* BEGIN EXTRACTED DATA *

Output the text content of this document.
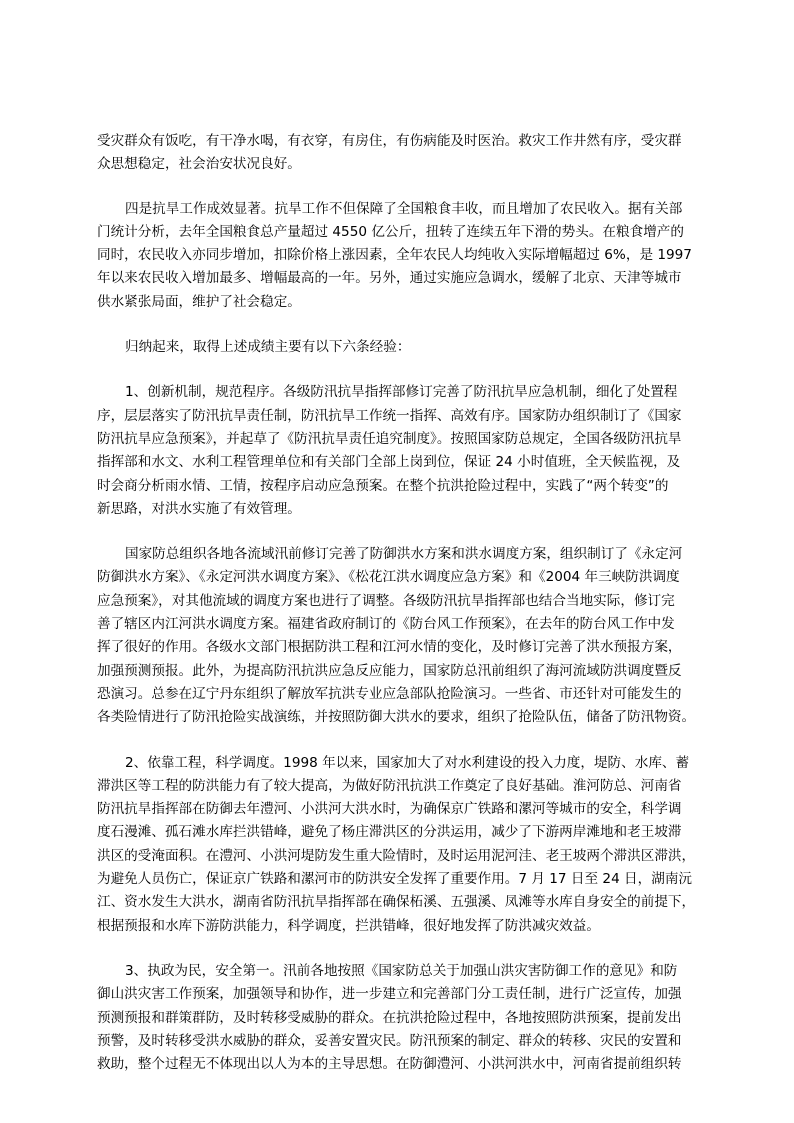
受灾群众有饭吃，有干净水喝，有衣穿，有房住，有伤病能及时医治。救灾工作井然有序，受灾群
众思想稳定，社会治安状况良好。

四是抗旱工作成效显著。抗旱工作不但保障了全国粮食丰收，而且增加了农民收入。据有关部
门统计分析，去年全国粮食总产量超过 4550 亿公斤，扭转了连续五年下滑的势头。在粮食增产的
同时，农民收入亦同步增加，扣除价格上涨因素，全年农民人均纯收入实际增幅超过 6%，是 1997
年以来农民收入增加最多、增幅最高的一年。另外，通过实施应急调水，缓解了北京、天津等城市
供水紧张局面，维护了社会稳定。

归纳起来，取得上述成绩主要有以下六条经验：

1、创新机制，规范程序。各级防汛抗旱指挥部修订完善了防汛抗旱应急机制，细化了处置程
序，层层落实了防汛抗旱责任制，防汛抗旱工作统一指挥、高效有序。国家防办组织制订了《国家
防汛抗旱应急预案》，并起草了《防汛抗旱责任追究制度》。按照国家防总规定，全国各级防汛抗旱
指挥部和水文、水利工程管理单位和有关部门全部上岗到位，保证 24 小时值班，全天候监视，及
时会商分析雨水情、工情，按程序启动应急预案。在整个抗洪抢险过程中，实践了“两个转变”的
新思路，对洪水实施了有效管理。

国家防总组织各地各流域汛前修订完善了防御洪水方案和洪水调度方案，组织制订了《永定河
防御洪水方案》、《永定河洪水调度方案》、《松花江洪水调度应急方案》和《2004 年三峡防洪调度
应急预案》，对其他流域的调度方案也进行了调整。各级防汛抗旱指挥部也结合当地实际，修订完
善了辖区内江河洪水调度方案。福建省政府制订的《防台风工作预案》，在去年的防台风工作中发
挥了很好的作用。各级水文部门根据防洪工程和江河水情的变化，及时修订完善了洪水预报方案，
加强预测预报。此外，为提高防汛抗洪应急反应能力，国家防总汛前组织了海河流域防洪调度暨反
恐演习。总参在辽宁丹东组织了解放军抗洪专业应急部队抢险演习。一些省、市还针对可能发生的
各类险情进行了防汛抢险实战演练，并按照防御大洪水的要求，组织了抢险队伍，储备了防汛物资。

2、依靠工程，科学调度。1998 年以来，国家加大了对水利建设的投入力度，堤防、水库、蓄
滞洪区等工程的防洪能力有了较大提高，为做好防汛抗洪工作奠定了良好基础。淮河防总、河南省
防汛抗旱指挥部在防御去年澧河、小洪河大洪水时，为确保京广铁路和漯河等城市的安全，科学调
度石漫滩、孤石滩水库拦洪错峰，避免了杨庄滞洪区的分洪运用，减少了下游两岸滩地和老王坡滞
洪区的受淹面积。在澧河、小洪河堤防发生重大险情时，及时运用泥河洼、老王坡两个滞洪区滞洪，
为避免人员伤亡，保证京广铁路和漯河市的防洪安全发挥了重要作用。7 月 17 日至 24 日，湖南沅
江、资水发生大洪水，湖南省防汛抗旱指挥部在确保柘溪、五强溪、凤滩等水库自身安全的前提下，
根据预报和水库下游防洪能力，科学调度，拦洪错峰，很好地发挥了防洪减灾效益。

3、执政为民，安全第一。汛前各地按照《国家防总关于加强山洪灾害防御工作的意见》和防
御山洪灾害工作预案，加强领导和协作，进一步建立和完善部门分工责任制，进行广泛宣传，加强
预测预报和群策群防，及时转移受威胁的群众。在抗洪抢险过程中，各地按照防洪预案，提前发出
预警，及时转移受洪水威胁的群众，妥善安置灾民。防汛预案的制定、群众的转移、灾民的安置和
救助，整个过程无不体现出以人为本的主导思想。在防御澧河、小洪河洪水中，河南省提前组织转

* END EXTRACTED DATA *

- _PROBLEM TO SOLVE_
Reproduce the listing exactly. Leave its pictures out.

- _PROBLEM SOLUTION_
Output the text content of this document.
受灾群众有饭吃，有干净水喝，有衣穿，有房住，有伤病能及时医治。救灾工作井然有序，受灾群
众思想稳定，社会治安状况良好。

四是抗旱工作成效显著。抗旱工作不但保障了全国粮食丰收，而且增加了农民收入。据有关部
门统计分析，去年全国粮食总产量超过 4550 亿公斤，扭转了连续五年下滑的势头。在粮食增产的
同时，农民收入亦同步增加，扣除价格上涨因素，全年农民人均纯收入实际增幅超过 6%，是 1997
年以来农民收入增加最多、增幅最高的一年。另外，通过实施应急调水，缓解了北京、天津等城市
供水紧张局面，维护了社会稳定。

归纳起来，取得上述成绩主要有以下六条经验：

1、创新机制，规范程序。各级防汛抗旱指挥部修订完善了防汛抗旱应急机制，细化了处置程
序，层层落实了防汛抗旱责任制，防汛抗旱工作统一指挥、高效有序。国家防办组织制订了《国家
防汛抗旱应急预案》，并起草了《防汛抗旱责任追究制度》。按照国家防总规定，全国各级防汛抗旱
指挥部和水文、水利工程管理单位和有关部门全部上岗到位，保证 24 小时值班，全天候监视，及
时会商分析雨水情、工情，按程序启动应急预案。在整个抗洪抢险过程中，实践了“两个转变”的
新思路，对洪水实施了有效管理。

国家防总组织各地各流域汛前修订完善了防御洪水方案和洪水调度方案，组织制订了《永定河
防御洪水方案》、《永定河洪水调度方案》、《松花江洪水调度应急方案》和《2004 年三峡防洪调度
应急预案》，对其他流域的调度方案也进行了调整。各级防汛抗旱指挥部也结合当地实际，修订完
善了辖区内江河洪水调度方案。福建省政府制订的《防台风工作预案》，在去年的防台风工作中发
挥了很好的作用。各级水文部门根据防洪工程和江河水情的变化，及时修订完善了洪水预报方案，
加强预测预报。此外，为提高防汛抗洪应急反应能力，国家防总汛前组织了海河流域防洪调度暨反
恐演习。总参在辽宁丹东组织了解放军抗洪专业应急部队抢险演习。一些省、市还针对可能发生的
各类险情进行了防汛抢险实战演练，并按照防御大洪水的要求，组织了抢险队伍，储备了防汛物资。

2、依靠工程，科学调度。1998 年以来，国家加大了对水利建设的投入力度，堤防、水库、蓄
滞洪区等工程的防洪能力有了较大提高，为做好防汛抗洪工作奠定了良好基础。淮河防总、河南省
防汛抗旱指挥部在防御去年澧河、小洪河大洪水时，为确保京广铁路和漯河等城市的安全，科学调
度石漫滩、孤石滩水库拦洪错峰，避免了杨庄滞洪区的分洪运用，减少了下游两岸滩地和老王坡滞
洪区的受淹面积。在澧河、小洪河堤防发生重大险情时，及时运用泥河洼、老王坡两个滞洪区滞洪，
为避免人员伤亡，保证京广铁路和漯河市的防洪安全发挥了重要作用。7 月 17 日至 24 日，湖南沅
江、资水发生大洪水，湖南省防汛抗旱指挥部在确保柘溪、五强溪、凤滩等水库自身安全的前提下，
根据预报和水库下游防洪能力，科学调度，拦洪错峰，很好地发挥了防洪减灾效益。

3、执政为民，安全第一。汛前各地按照《国家防总关于加强山洪灾害防御工作的意见》和防
御山洪灾害工作预案，加强领导和协作，进一步建立和完善部门分工责任制，进行广泛宣传，加强
预测预报和群策群防，及时转移受威胁的群众。在抗洪抢险过程中，各地按照防洪预案，提前发出
预警，及时转移受洪水威胁的群众，妥善安置灾民。防汛预案的制定、群众的转移、灾民的安置和
救助，整个过程无不体现出以人为本的主导思想。在防御澧河、小洪河洪水中，河南省提前组织转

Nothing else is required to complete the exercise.